> **Directive**: Write out the listing below in full and exactly, leaving out every picture.

---+---

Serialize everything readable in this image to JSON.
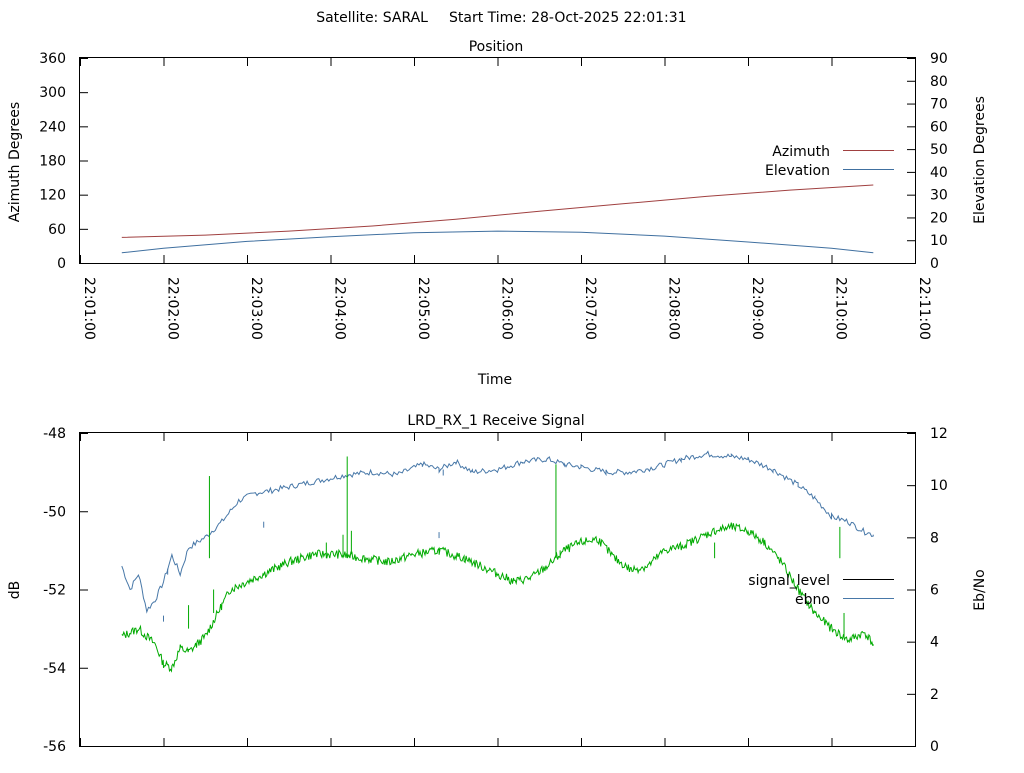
{
  "header": {
    "satellite_label": "Satellite: SARAL",
    "start_time_label": "Start Time: 28-Oct-2025 22:01:31"
  },
  "colors": {
    "azimuth": "#a04040",
    "elevation": "#4070a0",
    "signal_level": "#00aa00",
    "ebno": "#4878a8",
    "legend_signal": "#000000",
    "legend_ebno": "#4878a8"
  },
  "chart_data": [
    {
      "type": "line",
      "title": "Position",
      "xlabel": "Time",
      "ylabel": "Azimuth Degrees",
      "y2label": "Elevation Degrees",
      "ylim": [
        0,
        360
      ],
      "y2lim": [
        0,
        90
      ],
      "yticks": [
        "0",
        "60",
        "120",
        "180",
        "240",
        "300",
        "360"
      ],
      "y2ticks": [
        "0",
        "10",
        "20",
        "30",
        "40",
        "50",
        "60",
        "70",
        "80",
        "90"
      ],
      "xlim_min": [
        0,
        10
      ],
      "xticks": [
        "22:01:00",
        "22:02:00",
        "22:03:00",
        "22:04:00",
        "22:05:00",
        "22:06:00",
        "22:07:00",
        "22:08:00",
        "22:09:00",
        "22:10:00",
        "22:11:00"
      ],
      "legend": "right",
      "series": [
        {
          "name": "Azimuth",
          "axis": "left",
          "x": [
            0.5,
            1.5,
            2.5,
            3.5,
            4.5,
            5.5,
            6.5,
            7.5,
            8.5,
            9.5
          ],
          "values": [
            45,
            49,
            56,
            65,
            77,
            91,
            104,
            117,
            128,
            137
          ],
          "end": [
            9.5,
            137
          ]
        },
        {
          "name": "Elevation",
          "axis": "right",
          "x": [
            0.5,
            1.0,
            2.0,
            3.0,
            4.0,
            5.0,
            6.0,
            7.0,
            8.0,
            9.0,
            9.5
          ],
          "values": [
            4.5,
            6.5,
            9.5,
            11.5,
            13.3,
            14.0,
            13.5,
            11.8,
            9.2,
            6.5,
            4.5
          ]
        }
      ]
    },
    {
      "type": "line",
      "title": "LRD_RX_1 Receive Signal",
      "ylabel": "dB",
      "y2label": "Eb/No",
      "ylim": [
        -56,
        -48
      ],
      "y2lim": [
        0,
        12
      ],
      "yticks": [
        "-48",
        "-50",
        "-52",
        "-54",
        "-56"
      ],
      "y2ticks": [
        "0",
        "2",
        "4",
        "6",
        "8",
        "10",
        "12"
      ],
      "xlim_min": [
        0,
        10
      ],
      "xtick_count": 10,
      "legend": "right",
      "series": [
        {
          "name": "signal_level",
          "axis": "left",
          "x": [
            0.5,
            0.7,
            0.9,
            1.0,
            1.1,
            1.2,
            1.3,
            1.4,
            1.5,
            1.6,
            1.7,
            1.8,
            2.0,
            2.2,
            2.5,
            2.8,
            3.1,
            3.4,
            3.7,
            4.0,
            4.3,
            4.6,
            4.8,
            5.0,
            5.2,
            5.4,
            5.6,
            5.8,
            6.0,
            6.2,
            6.4,
            6.6,
            6.8,
            7.0,
            7.2,
            7.4,
            7.6,
            7.8,
            8.0,
            8.2,
            8.4,
            8.6,
            8.8,
            9.0,
            9.2,
            9.4,
            9.5
          ],
          "values": [
            -53.2,
            -53.0,
            -53.4,
            -53.9,
            -54.0,
            -53.5,
            -53.6,
            -53.4,
            -53.2,
            -52.8,
            -52.4,
            -52.0,
            -51.8,
            -51.6,
            -51.3,
            -51.1,
            -51.1,
            -51.2,
            -51.3,
            -51.1,
            -51.0,
            -51.2,
            -51.4,
            -51.6,
            -51.8,
            -51.7,
            -51.4,
            -51.0,
            -50.8,
            -50.7,
            -51.2,
            -51.5,
            -51.4,
            -51.0,
            -50.9,
            -50.7,
            -50.5,
            -50.4,
            -50.5,
            -50.8,
            -51.3,
            -52.0,
            -52.6,
            -53.0,
            -53.3,
            -53.1,
            -53.4
          ],
          "spikes": [
            [
              1.3,
              -53.0
            ],
            [
              1.55,
              -49.1
            ],
            [
              1.6,
              -52.6
            ],
            [
              2.95,
              -50.8
            ],
            [
              3.15,
              -51.2
            ],
            [
              3.2,
              -48.6
            ],
            [
              3.25,
              -51.1
            ],
            [
              5.7,
              -48.8
            ],
            [
              5.75,
              -51.0
            ],
            [
              7.6,
              -50.8
            ],
            [
              9.1,
              -50.4
            ],
            [
              9.15,
              -53.2
            ]
          ]
        },
        {
          "name": "ebno",
          "axis": "right",
          "x": [
            0.5,
            0.6,
            0.7,
            0.8,
            0.9,
            1.0,
            1.1,
            1.2,
            1.3,
            1.5,
            1.7,
            1.9,
            2.1,
            2.3,
            2.6,
            2.9,
            3.2,
            3.5,
            3.8,
            4.1,
            4.3,
            4.5,
            4.7,
            5.0,
            5.3,
            5.6,
            5.8,
            6.0,
            6.3,
            6.6,
            6.9,
            7.2,
            7.5,
            7.8,
            8.0,
            8.3,
            8.6,
            8.8,
            9.0,
            9.2,
            9.4,
            9.5
          ],
          "values": [
            6.9,
            6.0,
            6.6,
            5.2,
            5.6,
            6.3,
            7.3,
            6.6,
            7.6,
            8.0,
            8.6,
            9.4,
            9.7,
            9.8,
            10.0,
            10.2,
            10.4,
            10.5,
            10.4,
            10.8,
            10.6,
            10.9,
            10.5,
            10.6,
            10.9,
            11.0,
            10.8,
            10.7,
            10.5,
            10.5,
            10.7,
            11.0,
            11.2,
            11.1,
            11.0,
            10.6,
            10.0,
            9.5,
            8.8,
            8.6,
            8.2,
            8.1
          ],
          "spikes": [
            [
              1.0,
              5.0
            ],
            [
              1.05,
              6.8
            ],
            [
              2.2,
              8.6
            ],
            [
              4.3,
              8.2
            ],
            [
              4.35,
              10.6
            ]
          ]
        }
      ]
    }
  ]
}
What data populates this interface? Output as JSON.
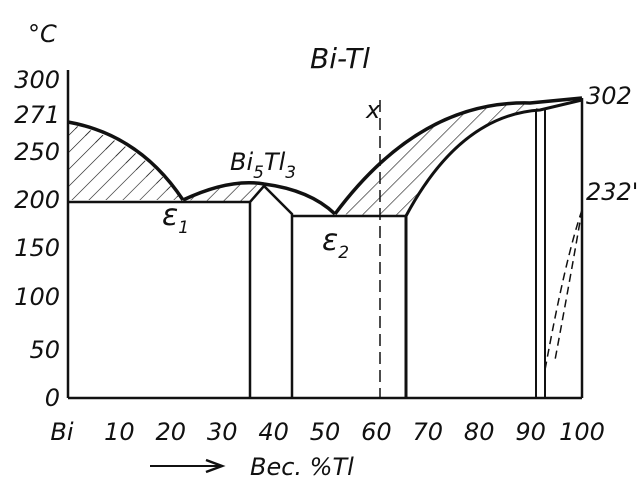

---+---

> **Finished task**:
Serialize everything readable in this image to JSON.
{
  "header": {
    "satellite_label": "Satellite: SARAL",
    "start_time_label": "Start Time: 28-Oct-2025 22:01:31"
  },
  "colors": {
    "azimuth": "#a04040",
    "elevation": "#4070a0",
    "signal_level": "#00aa00",
    "ebno": "#4878a8",
    "legend_signal": "#000000",
    "legend_ebno": "#4878a8"
  },
  "chart_data": [
    {
      "type": "line",
      "title": "Position",
      "xlabel": "Time",
      "ylabel": "Azimuth Degrees",
      "y2label": "Elevation Degrees",
      "ylim": [
        0,
        360
      ],
      "y2lim": [
        0,
        90
      ],
      "yticks": [
        "0",
        "60",
        "120",
        "180",
        "240",
        "300",
        "360"
      ],
      "y2ticks": [
        "0",
        "10",
        "20",
        "30",
        "40",
        "50",
        "60",
        "70",
        "80",
        "90"
      ],
      "xlim_min": [
        0,
        10
      ],
      "xticks": [
        "22:01:00",
        "22:02:00",
        "22:03:00",
        "22:04:00",
        "22:05:00",
        "22:06:00",
        "22:07:00",
        "22:08:00",
        "22:09:00",
        "22:10:00",
        "22:11:00"
      ],
      "legend": "right",
      "series": [
        {
          "name": "Azimuth",
          "axis": "left",
          "x": [
            0.5,
            1.5,
            2.5,
            3.5,
            4.5,
            5.5,
            6.5,
            7.5,
            8.5,
            9.5
          ],
          "values": [
            45,
            49,
            56,
            65,
            77,
            91,
            104,
            117,
            128,
            137
          ],
          "end": [
            9.5,
            137
          ]
        },
        {
          "name": "Elevation",
          "axis": "right",
          "x": [
            0.5,
            1.0,
            2.0,
            3.0,
            4.0,
            5.0,
            6.0,
            7.0,
            8.0,
            9.0,
            9.5
          ],
          "values": [
            4.5,
            6.5,
            9.5,
            11.5,
            13.3,
            14.0,
            13.5,
            11.8,
            9.2,
            6.5,
            4.5
          ]
        }
      ]
    },
    {
      "type": "line",
      "title": "LRD_RX_1 Receive Signal",
      "ylabel": "dB",
      "y2label": "Eb/No",
      "ylim": [
        -56,
        -48
      ],
      "y2lim": [
        0,
        12
      ],
      "yticks": [
        "-48",
        "-50",
        "-52",
        "-54",
        "-56"
      ],
      "y2ticks": [
        "0",
        "2",
        "4",
        "6",
        "8",
        "10",
        "12"
      ],
      "xlim_min": [
        0,
        10
      ],
      "xtick_count": 10,
      "legend": "right",
      "series": [
        {
          "name": "signal_level",
          "axis": "left",
          "x": [
            0.5,
            0.7,
            0.9,
            1.0,
            1.1,
            1.2,
            1.3,
            1.4,
            1.5,
            1.6,
            1.7,
            1.8,
            2.0,
            2.2,
            2.5,
            2.8,
            3.1,
            3.4,
            3.7,
            4.0,
            4.3,
            4.6,
            4.8,
            5.0,
            5.2,
            5.4,
            5.6,
            5.8,
            6.0,
            6.2,
            6.4,
            6.6,
            6.8,
            7.0,
            7.2,
            7.4,
            7.6,
            7.8,
            8.0,
            8.2,
            8.4,
            8.6,
            8.8,
            9.0,
            9.2,
            9.4,
            9.5
          ],
          "values": [
            -53.2,
            -53.0,
            -53.4,
            -53.9,
            -54.0,
            -53.5,
            -53.6,
            -53.4,
            -53.2,
            -52.8,
            -52.4,
            -52.0,
            -51.8,
            -51.6,
            -51.3,
            -51.1,
            -51.1,
            -51.2,
            -51.3,
            -51.1,
            -51.0,
            -51.2,
            -51.4,
            -51.6,
            -51.8,
            -51.7,
            -51.4,
            -51.0,
            -50.8,
            -50.7,
            -51.2,
            -51.5,
            -51.4,
            -51.0,
            -50.9,
            -50.7,
            -50.5,
            -50.4,
            -50.5,
            -50.8,
            -51.3,
            -52.0,
            -52.6,
            -53.0,
            -53.3,
            -53.1,
            -53.4
          ],
          "spikes": [
            [
              1.3,
              -53.0
            ],
            [
              1.55,
              -49.1
            ],
            [
              1.6,
              -52.6
            ],
            [
              2.95,
              -50.8
            ],
            [
              3.15,
              -51.2
            ],
            [
              3.2,
              -48.6
            ],
            [
              3.25,
              -51.1
            ],
            [
              5.7,
              -48.8
            ],
            [
              5.75,
              -51.0
            ],
            [
              7.6,
              -50.8
            ],
            [
              9.1,
              -50.4
            ],
            [
              9.15,
              -53.2
            ]
          ]
        },
        {
          "name": "ebno",
          "axis": "right",
          "x": [
            0.5,
            0.6,
            0.7,
            0.8,
            0.9,
            1.0,
            1.1,
            1.2,
            1.3,
            1.5,
            1.7,
            1.9,
            2.1,
            2.3,
            2.6,
            2.9,
            3.2,
            3.5,
            3.8,
            4.1,
            4.3,
            4.5,
            4.7,
            5.0,
            5.3,
            5.6,
            5.8,
            6.0,
            6.3,
            6.6,
            6.9,
            7.2,
            7.5,
            7.8,
            8.0,
            8.3,
            8.6,
            8.8,
            9.0,
            9.2,
            9.4,
            9.5
          ],
          "values": [
            6.9,
            6.0,
            6.6,
            5.2,
            5.6,
            6.3,
            7.3,
            6.6,
            7.6,
            8.0,
            8.6,
            9.4,
            9.7,
            9.8,
            10.0,
            10.2,
            10.4,
            10.5,
            10.4,
            10.8,
            10.6,
            10.9,
            10.5,
            10.6,
            10.9,
            11.0,
            10.8,
            10.7,
            10.5,
            10.5,
            10.7,
            11.0,
            11.2,
            11.1,
            11.0,
            10.6,
            10.0,
            9.5,
            8.8,
            8.6,
            8.2,
            8.1
          ],
          "spikes": [
            [
              1.0,
              5.0
            ],
            [
              1.05,
              6.8
            ],
            [
              2.2,
              8.6
            ],
            [
              4.3,
              8.2
            ],
            [
              4.35,
              10.6
            ]
          ]
        }
      ]
    }
  ]
}
What data populates this interface? Output as JSON.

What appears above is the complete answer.